## Task to carry out
Will you output the entries below exactly, skipping every image they contain?

## Data records
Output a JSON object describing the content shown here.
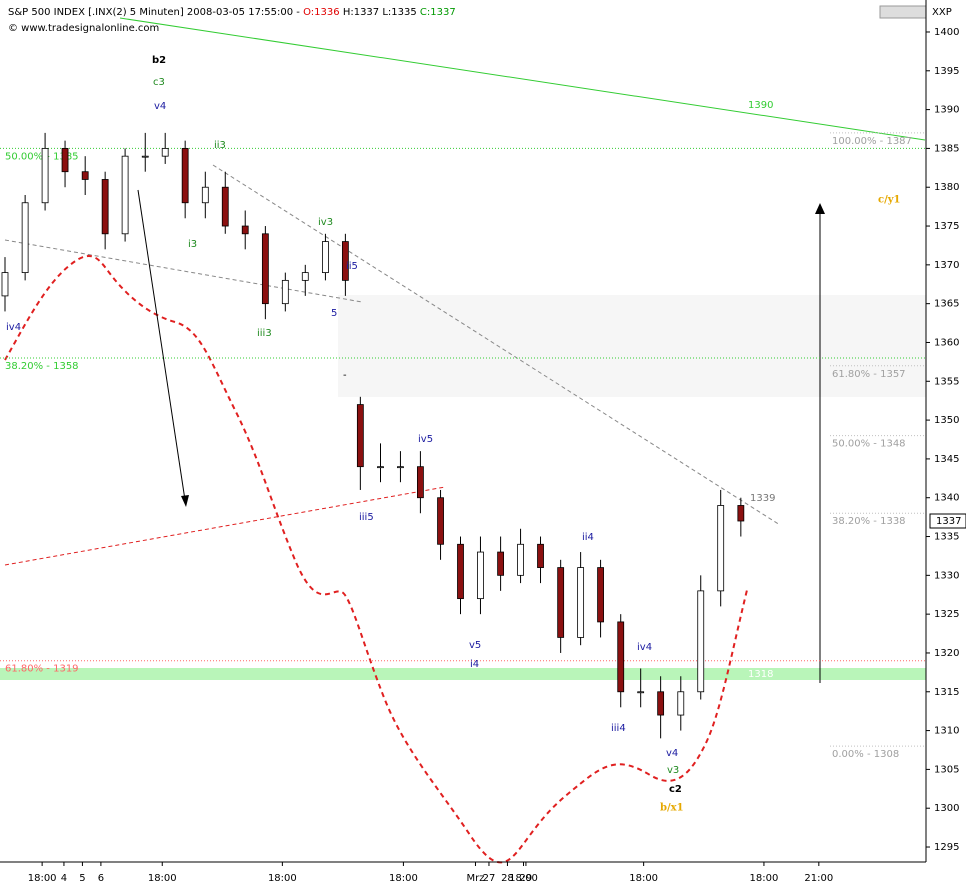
{
  "header": {
    "title": "S&P 500 INDEX [.INX(2)  5 Minuten] 2008-03-05 17:55:00 -",
    "open": "O:1336",
    "high": "H:1337",
    "low": "L:1335",
    "close": "C:1337",
    "copyright": "© www.tradesignalonline.com",
    "axis_label": "XXP"
  },
  "chart_data": {
    "type": "candlestick",
    "x": [
      0.81,
      1.9,
      2.98,
      4.06,
      5.15,
      6.23,
      7.31,
      8.4,
      9.48,
      10.56,
      11.65,
      12.73,
      13.81,
      14.9,
      15.98,
      17.06,
      18.15,
      19.23,
      20.04,
      21.13,
      22.21,
      23.29,
      24.38,
      25.46,
      26.54,
      27.63,
      28.71,
      29.79,
      30.88,
      31.96,
      33.04,
      34.13,
      35.21,
      36.29,
      37.38,
      38.46,
      39.54,
      40.63
    ],
    "open": [
      1366,
      1369,
      1378,
      1385,
      1382,
      1381,
      1374,
      1384,
      1384,
      1385,
      1378,
      1380,
      1375,
      1374,
      1365,
      1368,
      1369,
      1373,
      1352,
      1344,
      1344,
      1344,
      1340,
      1334,
      1327,
      1333,
      1330,
      1334,
      1331,
      1322,
      1331,
      1324,
      1315,
      1315,
      1312,
      1315,
      1328,
      1339
    ],
    "high": [
      1371,
      1379,
      1387,
      1386,
      1384,
      1382,
      1385,
      1387,
      1387,
      1386,
      1382,
      1382,
      1377,
      1375,
      1369,
      1370,
      1374,
      1374,
      1353,
      1347,
      1346,
      1346,
      1341,
      1335,
      1335,
      1335,
      1336,
      1335,
      1332,
      1333,
      1332,
      1325,
      1318,
      1317,
      1317,
      1330,
      1341,
      1340
    ],
    "low": [
      1364,
      1368,
      1377,
      1380,
      1379,
      1372,
      1373,
      1382,
      1383,
      1376,
      1376,
      1374,
      1372,
      1363,
      1364,
      1366,
      1368,
      1366,
      1341,
      1342,
      1342,
      1338,
      1332,
      1325,
      1325,
      1328,
      1329,
      1329,
      1320,
      1321,
      1322,
      1313,
      1313,
      1309,
      1310,
      1314,
      1326,
      1335
    ],
    "close": [
      1369,
      1378,
      1385,
      1382,
      1381,
      1374,
      1384,
      1384,
      1385,
      1378,
      1380,
      1375,
      1374,
      1365,
      1368,
      1369,
      1373,
      1368,
      1344,
      1344,
      1344,
      1340,
      1334,
      1327,
      1333,
      1330,
      1334,
      1331,
      1322,
      1331,
      1324,
      1315,
      1315,
      1312,
      1315,
      1328,
      1339,
      1337
    ],
    "up_color": "#ffffff",
    "down_color": "#8b1010",
    "xlim": [
      0.54,
      50.65
    ],
    "ylim": [
      1293.07,
      1404.12
    ],
    "xticks": [
      {
        "value": 2.82,
        "label": "18:00"
      },
      27,
      {
        "value": 9.32,
        "label": "18:00"
      },
      28,
      {
        "value": 15.82,
        "label": "18:00"
      },
      29,
      {
        "value": 22.37,
        "label": "18:00"
      },
      {
        "value": 26.27,
        "label": "Mrz"
      },
      {
        "value": 28.87,
        "label": "18:00"
      },
      4,
      {
        "value": 35.37,
        "label": "18:00"
      },
      5,
      {
        "value": 41.88,
        "label": "18:00"
      },
      {
        "value": 44.85,
        "label": "21:00"
      },
      6
    ],
    "xtick_pos": null,
    "yticks": [
      1295,
      1300,
      1305,
      1310,
      1315,
      1320,
      1325,
      1330,
      1335,
      1340,
      1345,
      1350,
      1355,
      1360,
      1365,
      1370,
      1375,
      1380,
      1385,
      1390,
      1395,
      1400
    ],
    "last_price": 1337,
    "levels": [
      {
        "label": "50.00% - 1385",
        "value": 1385,
        "color": "#33cc33",
        "side": "left"
      },
      {
        "label": "38.20% - 1358",
        "value": 1358,
        "color": "#33cc33",
        "side": "left"
      },
      {
        "label": "61.80% - 1319",
        "value": 1319,
        "color": "#ff6666",
        "side": "left"
      },
      {
        "label": "100.00% - 1387",
        "value": 1387,
        "color": "#c0c0c0",
        "side": "right"
      },
      {
        "label": "61.80% - 1357",
        "value": 1357,
        "color": "#c0c0c0",
        "side": "right"
      },
      {
        "label": "50.00% - 1348",
        "value": 1348,
        "color": "#c0c0c0",
        "side": "right"
      },
      {
        "label": "38.20% - 1338",
        "value": 1338,
        "color": "#c0c0c0",
        "side": "right"
      },
      {
        "label": "0.00% - 1308",
        "value": 1308,
        "color": "#c0c0c0",
        "side": "right"
      }
    ],
    "annotations": [
      "b2",
      "c3",
      "v4",
      "ii3",
      "i3",
      "iv3",
      "ii5",
      "5",
      "iii3",
      "iv4",
      "iv5",
      "iii5",
      "v5",
      "i4",
      "ii4",
      "iv4",
      "iii4",
      "v4",
      "v3",
      "c2",
      "b/x1",
      "c/y1",
      "-",
      "1390",
      "1339",
      "1318"
    ]
  }
}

## Complete output
Output a JSON object describing the content shown here.
{
  "header": {
    "title": "S&P 500 INDEX [.INX(2)  5 Minuten] 2008-03-05 17:55:00 -",
    "open": "O:1336",
    "high": "H:1337",
    "low": "L:1335",
    "close": "C:1337",
    "copyright": "© www.tradesignalonline.com",
    "axis_label": "XXP"
  },
  "chart_data": {
    "type": "candlestick",
    "x": [
      0.81,
      1.9,
      2.98,
      4.06,
      5.15,
      6.23,
      7.31,
      8.4,
      9.48,
      10.56,
      11.65,
      12.73,
      13.81,
      14.9,
      15.98,
      17.06,
      18.15,
      19.23,
      20.04,
      21.13,
      22.21,
      23.29,
      24.38,
      25.46,
      26.54,
      27.63,
      28.71,
      29.79,
      30.88,
      31.96,
      33.04,
      34.13,
      35.21,
      36.29,
      37.38,
      38.46,
      39.54,
      40.63
    ],
    "open": [
      1366,
      1369,
      1378,
      1385,
      1382,
      1381,
      1374,
      1384,
      1384,
      1385,
      1378,
      1380,
      1375,
      1374,
      1365,
      1368,
      1369,
      1373,
      1352,
      1344,
      1344,
      1344,
      1340,
      1334,
      1327,
      1333,
      1330,
      1334,
      1331,
      1322,
      1331,
      1324,
      1315,
      1315,
      1312,
      1315,
      1328,
      1339
    ],
    "high": [
      1371,
      1379,
      1387,
      1386,
      1384,
      1382,
      1385,
      1387,
      1387,
      1386,
      1382,
      1382,
      1377,
      1375,
      1369,
      1370,
      1374,
      1374,
      1353,
      1347,
      1346,
      1346,
      1341,
      1335,
      1335,
      1335,
      1336,
      1335,
      1332,
      1333,
      1332,
      1325,
      1318,
      1317,
      1317,
      1330,
      1341,
      1340
    ],
    "low": [
      1364,
      1368,
      1377,
      1380,
      1379,
      1372,
      1373,
      1382,
      1383,
      1376,
      1376,
      1374,
      1372,
      1363,
      1364,
      1366,
      1368,
      1366,
      1341,
      1342,
      1342,
      1338,
      1332,
      1325,
      1325,
      1328,
      1329,
      1329,
      1320,
      1321,
      1322,
      1313,
      1313,
      1309,
      1310,
      1314,
      1326,
      1335
    ],
    "close": [
      1369,
      1378,
      1385,
      1382,
      1381,
      1374,
      1384,
      1384,
      1385,
      1378,
      1380,
      1375,
      1374,
      1365,
      1368,
      1369,
      1373,
      1368,
      1344,
      1344,
      1344,
      1340,
      1334,
      1327,
      1333,
      1330,
      1334,
      1331,
      1322,
      1331,
      1324,
      1315,
      1315,
      1312,
      1315,
      1328,
      1339,
      1337
    ],
    "up_color": "#ffffff",
    "down_color": "#8b1010",
    "xlim": [
      0.54,
      50.65
    ],
    "ylim": [
      1293.07,
      1404.12
    ],
    "xticks": [
      {
        "value": 2.82,
        "label": "18:00"
      },
      27,
      {
        "value": 9.32,
        "label": "18:00"
      },
      28,
      {
        "value": 15.82,
        "label": "18:00"
      },
      29,
      {
        "value": 22.37,
        "label": "18:00"
      },
      {
        "value": 26.27,
        "label": "Mrz"
      },
      {
        "value": 28.87,
        "label": "18:00"
      },
      4,
      {
        "value": 35.37,
        "label": "18:00"
      },
      5,
      {
        "value": 41.88,
        "label": "18:00"
      },
      {
        "value": 44.85,
        "label": "21:00"
      },
      6
    ],
    "xtick_pos": null,
    "yticks": [
      1295,
      1300,
      1305,
      1310,
      1315,
      1320,
      1325,
      1330,
      1335,
      1340,
      1345,
      1350,
      1355,
      1360,
      1365,
      1370,
      1375,
      1380,
      1385,
      1390,
      1395,
      1400
    ],
    "last_price": 1337,
    "levels": [
      {
        "label": "50.00% - 1385",
        "value": 1385,
        "color": "#33cc33",
        "side": "left"
      },
      {
        "label": "38.20% - 1358",
        "value": 1358,
        "color": "#33cc33",
        "side": "left"
      },
      {
        "label": "61.80% - 1319",
        "value": 1319,
        "color": "#ff6666",
        "side": "left"
      },
      {
        "label": "100.00% - 1387",
        "value": 1387,
        "color": "#c0c0c0",
        "side": "right"
      },
      {
        "label": "61.80% - 1357",
        "value": 1357,
        "color": "#c0c0c0",
        "side": "right"
      },
      {
        "label": "50.00% - 1348",
        "value": 1348,
        "color": "#c0c0c0",
        "side": "right"
      },
      {
        "label": "38.20% - 1338",
        "value": 1338,
        "color": "#c0c0c0",
        "side": "right"
      },
      {
        "label": "0.00% - 1308",
        "value": 1308,
        "color": "#c0c0c0",
        "side": "right"
      }
    ],
    "annotations": [
      "b2",
      "c3",
      "v4",
      "ii3",
      "i3",
      "iv3",
      "ii5",
      "5",
      "iii3",
      "iv4",
      "iv5",
      "iii5",
      "v5",
      "i4",
      "ii4",
      "iv4",
      "iii4",
      "v4",
      "v3",
      "c2",
      "b/x1",
      "c/y1",
      "-",
      "1390",
      "1339",
      "1318"
    ]
  }
}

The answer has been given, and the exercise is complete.